** start of Material provided **

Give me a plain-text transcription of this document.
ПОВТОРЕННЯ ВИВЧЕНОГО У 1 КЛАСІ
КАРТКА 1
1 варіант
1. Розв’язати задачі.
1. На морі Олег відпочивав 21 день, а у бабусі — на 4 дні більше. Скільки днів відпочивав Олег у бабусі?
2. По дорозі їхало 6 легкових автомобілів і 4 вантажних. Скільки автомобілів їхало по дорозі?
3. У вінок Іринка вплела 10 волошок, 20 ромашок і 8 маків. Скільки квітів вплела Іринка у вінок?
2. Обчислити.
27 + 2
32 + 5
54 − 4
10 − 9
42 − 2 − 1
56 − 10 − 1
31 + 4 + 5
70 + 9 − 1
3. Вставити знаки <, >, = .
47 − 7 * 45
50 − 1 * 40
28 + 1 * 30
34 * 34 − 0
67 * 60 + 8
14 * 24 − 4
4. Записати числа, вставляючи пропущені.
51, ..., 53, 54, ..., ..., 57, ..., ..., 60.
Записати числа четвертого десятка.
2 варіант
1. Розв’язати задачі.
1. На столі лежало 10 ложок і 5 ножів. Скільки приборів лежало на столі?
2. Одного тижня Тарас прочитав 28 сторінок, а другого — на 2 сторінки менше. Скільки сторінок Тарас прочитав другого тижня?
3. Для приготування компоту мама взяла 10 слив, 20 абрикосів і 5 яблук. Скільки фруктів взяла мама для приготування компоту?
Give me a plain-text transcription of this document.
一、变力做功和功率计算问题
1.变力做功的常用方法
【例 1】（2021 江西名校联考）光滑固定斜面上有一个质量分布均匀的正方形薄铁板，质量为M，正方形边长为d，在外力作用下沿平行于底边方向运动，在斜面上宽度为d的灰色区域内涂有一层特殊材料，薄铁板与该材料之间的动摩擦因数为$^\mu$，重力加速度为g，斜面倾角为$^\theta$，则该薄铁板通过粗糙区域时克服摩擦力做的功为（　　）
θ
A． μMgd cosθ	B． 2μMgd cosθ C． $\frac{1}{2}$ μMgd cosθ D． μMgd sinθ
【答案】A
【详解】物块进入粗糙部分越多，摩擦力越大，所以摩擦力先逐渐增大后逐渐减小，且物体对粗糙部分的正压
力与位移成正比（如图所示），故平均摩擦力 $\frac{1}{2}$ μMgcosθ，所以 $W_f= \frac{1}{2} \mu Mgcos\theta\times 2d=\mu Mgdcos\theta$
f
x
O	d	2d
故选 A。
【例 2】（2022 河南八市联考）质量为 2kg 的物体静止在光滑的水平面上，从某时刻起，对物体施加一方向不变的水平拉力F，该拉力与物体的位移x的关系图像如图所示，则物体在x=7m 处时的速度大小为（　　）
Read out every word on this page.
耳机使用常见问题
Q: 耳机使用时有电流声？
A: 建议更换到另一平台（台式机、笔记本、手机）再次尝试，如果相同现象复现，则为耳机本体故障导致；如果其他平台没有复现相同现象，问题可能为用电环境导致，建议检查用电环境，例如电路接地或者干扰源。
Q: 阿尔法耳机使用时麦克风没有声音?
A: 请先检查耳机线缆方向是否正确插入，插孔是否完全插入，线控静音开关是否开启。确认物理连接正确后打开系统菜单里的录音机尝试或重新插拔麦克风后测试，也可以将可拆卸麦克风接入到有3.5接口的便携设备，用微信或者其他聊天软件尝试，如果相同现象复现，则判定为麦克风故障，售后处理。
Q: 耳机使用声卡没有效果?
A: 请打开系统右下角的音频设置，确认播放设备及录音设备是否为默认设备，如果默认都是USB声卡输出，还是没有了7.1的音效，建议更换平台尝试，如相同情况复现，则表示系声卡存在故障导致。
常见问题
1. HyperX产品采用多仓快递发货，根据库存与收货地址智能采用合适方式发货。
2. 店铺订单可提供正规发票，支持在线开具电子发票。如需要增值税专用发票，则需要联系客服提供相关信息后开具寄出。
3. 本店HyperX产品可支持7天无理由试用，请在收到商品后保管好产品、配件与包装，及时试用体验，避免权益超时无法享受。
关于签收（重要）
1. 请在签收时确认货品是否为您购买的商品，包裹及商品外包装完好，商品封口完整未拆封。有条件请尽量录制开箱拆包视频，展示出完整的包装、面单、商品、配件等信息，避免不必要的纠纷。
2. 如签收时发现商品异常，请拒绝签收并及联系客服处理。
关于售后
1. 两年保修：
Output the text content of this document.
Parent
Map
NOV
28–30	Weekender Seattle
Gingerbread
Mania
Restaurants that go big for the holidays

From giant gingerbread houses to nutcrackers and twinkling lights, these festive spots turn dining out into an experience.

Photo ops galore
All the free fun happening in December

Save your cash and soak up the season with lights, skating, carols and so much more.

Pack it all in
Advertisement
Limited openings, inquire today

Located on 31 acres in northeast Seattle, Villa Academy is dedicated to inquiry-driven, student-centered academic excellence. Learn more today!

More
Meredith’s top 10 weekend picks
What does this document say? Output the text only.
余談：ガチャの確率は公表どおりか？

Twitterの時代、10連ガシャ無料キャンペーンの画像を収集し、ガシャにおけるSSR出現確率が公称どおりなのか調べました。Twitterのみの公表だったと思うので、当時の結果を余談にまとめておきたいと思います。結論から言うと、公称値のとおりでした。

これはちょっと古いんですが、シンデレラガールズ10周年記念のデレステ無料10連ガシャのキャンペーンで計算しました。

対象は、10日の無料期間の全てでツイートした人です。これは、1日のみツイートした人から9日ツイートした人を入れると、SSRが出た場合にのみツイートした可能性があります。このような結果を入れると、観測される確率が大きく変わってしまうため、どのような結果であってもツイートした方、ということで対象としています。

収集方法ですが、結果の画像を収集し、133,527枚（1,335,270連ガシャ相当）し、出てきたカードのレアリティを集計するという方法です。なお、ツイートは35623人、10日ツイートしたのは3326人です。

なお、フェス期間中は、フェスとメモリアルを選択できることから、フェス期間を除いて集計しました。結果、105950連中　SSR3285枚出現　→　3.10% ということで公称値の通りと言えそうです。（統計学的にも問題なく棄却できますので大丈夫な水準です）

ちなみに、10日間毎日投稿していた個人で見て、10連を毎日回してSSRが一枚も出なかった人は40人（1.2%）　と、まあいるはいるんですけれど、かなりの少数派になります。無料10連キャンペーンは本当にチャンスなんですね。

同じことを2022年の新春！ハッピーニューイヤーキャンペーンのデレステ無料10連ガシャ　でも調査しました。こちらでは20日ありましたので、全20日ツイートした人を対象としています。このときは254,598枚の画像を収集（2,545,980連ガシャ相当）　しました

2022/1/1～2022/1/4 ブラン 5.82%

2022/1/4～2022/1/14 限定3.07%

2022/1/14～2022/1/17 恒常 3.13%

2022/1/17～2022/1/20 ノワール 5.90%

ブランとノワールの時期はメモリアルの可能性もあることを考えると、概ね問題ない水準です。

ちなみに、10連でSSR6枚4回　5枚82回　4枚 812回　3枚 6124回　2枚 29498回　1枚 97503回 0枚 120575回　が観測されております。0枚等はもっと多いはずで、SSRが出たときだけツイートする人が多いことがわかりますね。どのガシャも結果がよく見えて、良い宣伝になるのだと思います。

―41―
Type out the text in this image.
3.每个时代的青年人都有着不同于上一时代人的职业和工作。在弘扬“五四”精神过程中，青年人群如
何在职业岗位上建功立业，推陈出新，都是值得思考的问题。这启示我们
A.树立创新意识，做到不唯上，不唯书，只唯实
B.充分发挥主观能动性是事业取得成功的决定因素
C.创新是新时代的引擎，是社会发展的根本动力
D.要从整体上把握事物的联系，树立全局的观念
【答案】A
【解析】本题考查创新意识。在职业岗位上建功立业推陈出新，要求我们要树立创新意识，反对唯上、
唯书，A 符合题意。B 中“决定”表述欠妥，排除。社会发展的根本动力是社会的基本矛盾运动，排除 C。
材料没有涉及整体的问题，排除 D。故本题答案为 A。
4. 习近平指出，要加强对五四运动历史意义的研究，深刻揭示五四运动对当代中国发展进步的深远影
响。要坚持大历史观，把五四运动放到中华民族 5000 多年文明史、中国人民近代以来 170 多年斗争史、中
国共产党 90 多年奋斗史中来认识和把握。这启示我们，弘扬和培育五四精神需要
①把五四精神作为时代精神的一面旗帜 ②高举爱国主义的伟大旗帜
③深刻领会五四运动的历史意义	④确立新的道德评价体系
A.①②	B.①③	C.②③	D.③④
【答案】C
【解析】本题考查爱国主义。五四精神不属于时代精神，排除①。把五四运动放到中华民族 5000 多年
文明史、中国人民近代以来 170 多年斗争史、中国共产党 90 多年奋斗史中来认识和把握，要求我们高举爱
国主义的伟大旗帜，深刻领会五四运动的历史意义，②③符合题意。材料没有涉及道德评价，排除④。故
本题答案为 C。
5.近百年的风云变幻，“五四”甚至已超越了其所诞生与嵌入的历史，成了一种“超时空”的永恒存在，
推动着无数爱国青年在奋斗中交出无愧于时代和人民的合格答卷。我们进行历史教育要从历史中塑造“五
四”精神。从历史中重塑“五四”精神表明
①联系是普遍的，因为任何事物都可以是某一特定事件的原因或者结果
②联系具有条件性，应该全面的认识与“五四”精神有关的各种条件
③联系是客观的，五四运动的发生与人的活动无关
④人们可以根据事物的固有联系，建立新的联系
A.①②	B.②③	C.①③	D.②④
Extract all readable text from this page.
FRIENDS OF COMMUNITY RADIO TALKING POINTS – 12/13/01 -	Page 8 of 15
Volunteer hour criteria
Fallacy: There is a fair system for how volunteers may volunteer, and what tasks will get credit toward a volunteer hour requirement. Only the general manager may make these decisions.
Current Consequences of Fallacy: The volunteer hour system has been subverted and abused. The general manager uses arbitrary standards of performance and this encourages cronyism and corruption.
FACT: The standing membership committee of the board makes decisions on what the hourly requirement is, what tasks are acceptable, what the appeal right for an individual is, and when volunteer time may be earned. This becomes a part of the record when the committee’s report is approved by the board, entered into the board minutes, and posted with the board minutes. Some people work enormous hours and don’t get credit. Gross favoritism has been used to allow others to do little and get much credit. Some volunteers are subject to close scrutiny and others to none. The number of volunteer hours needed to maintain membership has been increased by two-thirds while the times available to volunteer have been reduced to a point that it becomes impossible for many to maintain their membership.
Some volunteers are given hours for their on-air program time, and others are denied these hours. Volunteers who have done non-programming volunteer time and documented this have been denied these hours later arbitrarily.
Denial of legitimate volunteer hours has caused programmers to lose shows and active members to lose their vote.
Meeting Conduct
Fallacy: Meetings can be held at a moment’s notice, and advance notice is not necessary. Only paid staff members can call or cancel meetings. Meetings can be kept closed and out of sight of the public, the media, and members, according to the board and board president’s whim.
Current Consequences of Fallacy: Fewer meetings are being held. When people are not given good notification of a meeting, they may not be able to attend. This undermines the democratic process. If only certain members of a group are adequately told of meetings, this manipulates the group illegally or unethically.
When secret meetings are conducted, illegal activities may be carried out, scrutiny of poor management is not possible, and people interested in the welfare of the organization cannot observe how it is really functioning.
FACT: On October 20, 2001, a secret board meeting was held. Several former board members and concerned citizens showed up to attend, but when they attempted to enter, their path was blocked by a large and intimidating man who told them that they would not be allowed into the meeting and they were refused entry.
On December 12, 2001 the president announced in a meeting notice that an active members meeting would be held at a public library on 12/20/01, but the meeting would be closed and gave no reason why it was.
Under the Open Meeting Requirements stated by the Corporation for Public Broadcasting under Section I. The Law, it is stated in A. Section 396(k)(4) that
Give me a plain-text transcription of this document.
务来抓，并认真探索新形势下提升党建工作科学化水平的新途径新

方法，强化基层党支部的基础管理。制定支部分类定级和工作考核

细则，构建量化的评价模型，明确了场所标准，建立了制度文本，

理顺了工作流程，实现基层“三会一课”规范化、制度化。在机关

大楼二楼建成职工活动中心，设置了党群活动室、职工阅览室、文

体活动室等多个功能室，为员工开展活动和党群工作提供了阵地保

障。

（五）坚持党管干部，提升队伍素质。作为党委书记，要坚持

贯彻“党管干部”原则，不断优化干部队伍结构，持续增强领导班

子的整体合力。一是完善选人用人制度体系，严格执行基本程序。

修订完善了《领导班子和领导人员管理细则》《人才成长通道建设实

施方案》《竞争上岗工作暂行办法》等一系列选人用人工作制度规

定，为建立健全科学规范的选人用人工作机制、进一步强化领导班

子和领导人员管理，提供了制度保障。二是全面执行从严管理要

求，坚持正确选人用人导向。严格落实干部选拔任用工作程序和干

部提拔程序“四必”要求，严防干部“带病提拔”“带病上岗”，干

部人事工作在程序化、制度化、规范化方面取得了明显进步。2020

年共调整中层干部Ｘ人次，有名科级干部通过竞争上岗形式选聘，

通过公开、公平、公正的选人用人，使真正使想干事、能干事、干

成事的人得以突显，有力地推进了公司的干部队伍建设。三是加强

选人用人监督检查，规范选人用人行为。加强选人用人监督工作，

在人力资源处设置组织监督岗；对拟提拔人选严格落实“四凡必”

** end of Material provided **

**Task instructions:**
Examine the entries and report how many of their lines contain the string "president", giving no more than the number.

**Response below:**
2